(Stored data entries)
## start

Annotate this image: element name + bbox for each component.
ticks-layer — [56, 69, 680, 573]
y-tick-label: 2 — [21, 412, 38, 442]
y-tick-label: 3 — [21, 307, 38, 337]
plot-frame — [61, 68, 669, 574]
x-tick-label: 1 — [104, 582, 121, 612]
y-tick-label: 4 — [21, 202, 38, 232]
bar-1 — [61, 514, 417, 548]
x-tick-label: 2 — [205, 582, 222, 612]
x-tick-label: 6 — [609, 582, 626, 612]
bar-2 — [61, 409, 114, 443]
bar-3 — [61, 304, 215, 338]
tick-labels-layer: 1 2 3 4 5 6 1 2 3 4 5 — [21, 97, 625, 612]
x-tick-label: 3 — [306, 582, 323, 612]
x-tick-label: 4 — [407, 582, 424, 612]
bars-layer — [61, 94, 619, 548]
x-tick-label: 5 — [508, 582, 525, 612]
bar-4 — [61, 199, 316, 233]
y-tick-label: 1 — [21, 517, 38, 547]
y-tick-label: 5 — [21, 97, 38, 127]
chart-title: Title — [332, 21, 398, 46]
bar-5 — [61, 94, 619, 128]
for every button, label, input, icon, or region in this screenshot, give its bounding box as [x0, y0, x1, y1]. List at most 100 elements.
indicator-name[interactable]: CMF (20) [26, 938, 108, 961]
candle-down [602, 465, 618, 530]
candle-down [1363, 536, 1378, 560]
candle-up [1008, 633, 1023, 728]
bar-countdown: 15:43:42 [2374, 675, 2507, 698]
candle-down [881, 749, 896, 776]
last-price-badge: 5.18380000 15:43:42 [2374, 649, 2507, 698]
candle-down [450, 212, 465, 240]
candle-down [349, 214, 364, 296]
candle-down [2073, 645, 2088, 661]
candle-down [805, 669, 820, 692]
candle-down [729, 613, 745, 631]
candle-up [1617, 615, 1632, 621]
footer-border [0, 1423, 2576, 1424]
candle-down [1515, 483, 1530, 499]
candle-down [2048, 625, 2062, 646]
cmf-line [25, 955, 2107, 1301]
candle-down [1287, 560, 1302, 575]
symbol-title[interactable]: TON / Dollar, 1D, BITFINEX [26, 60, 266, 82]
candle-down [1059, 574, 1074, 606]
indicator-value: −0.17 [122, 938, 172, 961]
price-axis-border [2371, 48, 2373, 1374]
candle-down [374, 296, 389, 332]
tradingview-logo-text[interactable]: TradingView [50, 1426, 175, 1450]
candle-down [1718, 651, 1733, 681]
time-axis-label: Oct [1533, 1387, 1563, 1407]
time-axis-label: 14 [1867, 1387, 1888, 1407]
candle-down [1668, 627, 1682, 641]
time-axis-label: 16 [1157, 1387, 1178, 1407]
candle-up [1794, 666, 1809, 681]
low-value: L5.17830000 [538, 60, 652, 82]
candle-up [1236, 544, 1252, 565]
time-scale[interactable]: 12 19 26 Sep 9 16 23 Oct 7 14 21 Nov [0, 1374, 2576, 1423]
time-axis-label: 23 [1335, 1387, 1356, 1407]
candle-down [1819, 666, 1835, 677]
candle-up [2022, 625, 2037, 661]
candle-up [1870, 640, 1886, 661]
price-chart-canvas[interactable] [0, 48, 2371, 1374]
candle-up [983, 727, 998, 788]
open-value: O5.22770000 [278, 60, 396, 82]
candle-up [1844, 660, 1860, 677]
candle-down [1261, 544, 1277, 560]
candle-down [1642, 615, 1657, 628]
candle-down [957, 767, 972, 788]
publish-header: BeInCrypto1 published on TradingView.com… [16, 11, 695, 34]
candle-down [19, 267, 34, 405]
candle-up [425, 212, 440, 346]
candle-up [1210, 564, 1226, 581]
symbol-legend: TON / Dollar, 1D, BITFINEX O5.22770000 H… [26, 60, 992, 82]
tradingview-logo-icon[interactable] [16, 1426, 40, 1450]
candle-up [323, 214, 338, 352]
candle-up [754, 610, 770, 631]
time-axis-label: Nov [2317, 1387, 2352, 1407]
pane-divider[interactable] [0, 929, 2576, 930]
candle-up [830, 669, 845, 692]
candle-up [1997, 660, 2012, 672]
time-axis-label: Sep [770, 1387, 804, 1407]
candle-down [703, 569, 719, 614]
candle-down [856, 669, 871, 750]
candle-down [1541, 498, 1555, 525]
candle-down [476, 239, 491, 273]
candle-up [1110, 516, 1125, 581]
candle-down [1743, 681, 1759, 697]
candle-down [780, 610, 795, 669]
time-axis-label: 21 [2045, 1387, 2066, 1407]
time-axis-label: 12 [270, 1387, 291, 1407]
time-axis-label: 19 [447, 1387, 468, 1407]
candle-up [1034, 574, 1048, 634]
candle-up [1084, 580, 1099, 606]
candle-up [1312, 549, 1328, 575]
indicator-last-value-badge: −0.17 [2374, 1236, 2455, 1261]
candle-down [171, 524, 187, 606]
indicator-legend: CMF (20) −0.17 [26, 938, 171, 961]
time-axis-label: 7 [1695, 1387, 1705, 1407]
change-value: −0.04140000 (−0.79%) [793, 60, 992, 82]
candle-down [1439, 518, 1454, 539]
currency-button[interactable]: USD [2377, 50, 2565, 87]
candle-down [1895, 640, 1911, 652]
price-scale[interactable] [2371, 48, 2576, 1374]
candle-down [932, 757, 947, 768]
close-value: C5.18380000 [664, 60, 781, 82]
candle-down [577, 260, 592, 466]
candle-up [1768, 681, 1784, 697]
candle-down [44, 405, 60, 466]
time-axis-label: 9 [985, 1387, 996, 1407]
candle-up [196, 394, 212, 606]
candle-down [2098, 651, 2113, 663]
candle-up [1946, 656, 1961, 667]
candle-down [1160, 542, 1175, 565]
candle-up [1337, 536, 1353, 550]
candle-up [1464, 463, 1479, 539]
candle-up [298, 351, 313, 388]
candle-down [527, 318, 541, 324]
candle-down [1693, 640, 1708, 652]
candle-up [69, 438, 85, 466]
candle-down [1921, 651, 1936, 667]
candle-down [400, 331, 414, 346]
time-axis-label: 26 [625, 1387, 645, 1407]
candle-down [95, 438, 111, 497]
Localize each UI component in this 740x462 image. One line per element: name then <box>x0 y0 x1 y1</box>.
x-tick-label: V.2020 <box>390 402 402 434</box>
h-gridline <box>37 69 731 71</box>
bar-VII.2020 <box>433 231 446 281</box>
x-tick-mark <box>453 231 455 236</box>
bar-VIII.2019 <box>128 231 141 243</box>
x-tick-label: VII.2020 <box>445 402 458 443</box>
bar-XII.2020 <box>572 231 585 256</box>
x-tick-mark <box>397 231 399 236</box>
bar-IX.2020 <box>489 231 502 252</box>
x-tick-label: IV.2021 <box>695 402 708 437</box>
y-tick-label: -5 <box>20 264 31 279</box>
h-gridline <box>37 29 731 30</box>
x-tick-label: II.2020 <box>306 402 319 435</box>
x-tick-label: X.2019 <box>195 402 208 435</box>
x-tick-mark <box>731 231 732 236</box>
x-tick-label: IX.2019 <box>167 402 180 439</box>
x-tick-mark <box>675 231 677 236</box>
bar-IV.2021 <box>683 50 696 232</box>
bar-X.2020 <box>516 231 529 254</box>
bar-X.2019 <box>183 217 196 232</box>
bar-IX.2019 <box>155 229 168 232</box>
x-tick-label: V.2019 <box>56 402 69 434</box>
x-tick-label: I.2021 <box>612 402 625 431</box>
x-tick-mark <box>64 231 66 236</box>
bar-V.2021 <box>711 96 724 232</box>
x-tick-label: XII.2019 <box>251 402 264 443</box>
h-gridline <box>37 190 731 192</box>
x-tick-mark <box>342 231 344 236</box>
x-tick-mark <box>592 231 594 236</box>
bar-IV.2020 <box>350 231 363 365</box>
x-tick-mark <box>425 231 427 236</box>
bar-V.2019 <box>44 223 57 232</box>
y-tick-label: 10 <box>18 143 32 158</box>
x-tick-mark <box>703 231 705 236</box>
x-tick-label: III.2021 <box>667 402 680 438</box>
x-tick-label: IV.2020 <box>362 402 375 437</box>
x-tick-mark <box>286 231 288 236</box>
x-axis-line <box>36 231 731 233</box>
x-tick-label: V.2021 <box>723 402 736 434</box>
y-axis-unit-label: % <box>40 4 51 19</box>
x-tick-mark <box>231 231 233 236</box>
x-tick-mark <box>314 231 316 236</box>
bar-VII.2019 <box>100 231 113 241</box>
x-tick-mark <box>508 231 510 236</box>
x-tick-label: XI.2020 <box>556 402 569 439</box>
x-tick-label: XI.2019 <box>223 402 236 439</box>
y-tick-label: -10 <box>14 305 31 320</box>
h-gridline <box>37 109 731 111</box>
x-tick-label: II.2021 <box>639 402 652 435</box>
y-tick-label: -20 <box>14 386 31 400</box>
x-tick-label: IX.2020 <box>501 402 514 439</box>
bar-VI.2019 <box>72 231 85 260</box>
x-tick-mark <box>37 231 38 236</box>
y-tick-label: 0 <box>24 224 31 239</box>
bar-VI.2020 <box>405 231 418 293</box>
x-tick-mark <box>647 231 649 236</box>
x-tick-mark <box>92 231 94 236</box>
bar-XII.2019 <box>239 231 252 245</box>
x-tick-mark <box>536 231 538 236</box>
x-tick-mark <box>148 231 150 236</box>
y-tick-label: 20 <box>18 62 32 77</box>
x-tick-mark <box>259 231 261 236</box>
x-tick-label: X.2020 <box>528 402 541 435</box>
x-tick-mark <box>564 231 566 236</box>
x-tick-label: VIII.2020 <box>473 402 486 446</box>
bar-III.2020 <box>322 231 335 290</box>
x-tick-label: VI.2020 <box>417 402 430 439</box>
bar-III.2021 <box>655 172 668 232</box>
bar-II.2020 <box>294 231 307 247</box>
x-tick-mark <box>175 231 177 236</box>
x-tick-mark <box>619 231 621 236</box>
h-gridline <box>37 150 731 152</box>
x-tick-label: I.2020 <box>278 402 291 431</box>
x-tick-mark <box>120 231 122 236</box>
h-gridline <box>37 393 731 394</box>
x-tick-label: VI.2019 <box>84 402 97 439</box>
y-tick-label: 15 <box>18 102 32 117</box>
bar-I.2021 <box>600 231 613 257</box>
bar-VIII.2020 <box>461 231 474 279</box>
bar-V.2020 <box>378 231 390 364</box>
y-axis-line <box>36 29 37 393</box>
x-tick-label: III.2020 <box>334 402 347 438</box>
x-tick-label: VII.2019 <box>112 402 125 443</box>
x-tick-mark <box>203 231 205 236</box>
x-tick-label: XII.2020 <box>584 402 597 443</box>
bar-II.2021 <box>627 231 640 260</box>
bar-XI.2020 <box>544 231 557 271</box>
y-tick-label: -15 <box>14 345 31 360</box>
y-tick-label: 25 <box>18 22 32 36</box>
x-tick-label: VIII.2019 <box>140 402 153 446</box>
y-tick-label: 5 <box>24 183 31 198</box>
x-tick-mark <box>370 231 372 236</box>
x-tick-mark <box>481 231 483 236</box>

## end

## Direction
Copy out the lines from the beginning of the data through the line that contains "bar-5 — [61, 94, 619, 128]", including both of those lines.

## Full response
Annotate this image: element name + bbox for each component.
ticks-layer — [56, 69, 680, 573]
y-tick-label: 2 — [21, 412, 38, 442]
y-tick-label: 3 — [21, 307, 38, 337]
plot-frame — [61, 68, 669, 574]
x-tick-label: 1 — [104, 582, 121, 612]
y-tick-label: 4 — [21, 202, 38, 232]
bar-1 — [61, 514, 417, 548]
x-tick-label: 2 — [205, 582, 222, 612]
x-tick-label: 6 — [609, 582, 626, 612]
bar-2 — [61, 409, 114, 443]
bar-3 — [61, 304, 215, 338]
tick-labels-layer: 1 2 3 4 5 6 1 2 3 4 5 — [21, 97, 625, 612]
x-tick-label: 3 — [306, 582, 323, 612]
x-tick-label: 4 — [407, 582, 424, 612]
bars-layer — [61, 94, 619, 548]
x-tick-label: 5 — [508, 582, 525, 612]
bar-4 — [61, 199, 316, 233]
y-tick-label: 1 — [21, 517, 38, 547]
y-tick-label: 5 — [21, 97, 38, 127]
chart-title: Title — [332, 21, 398, 46]
bar-5 — [61, 94, 619, 128]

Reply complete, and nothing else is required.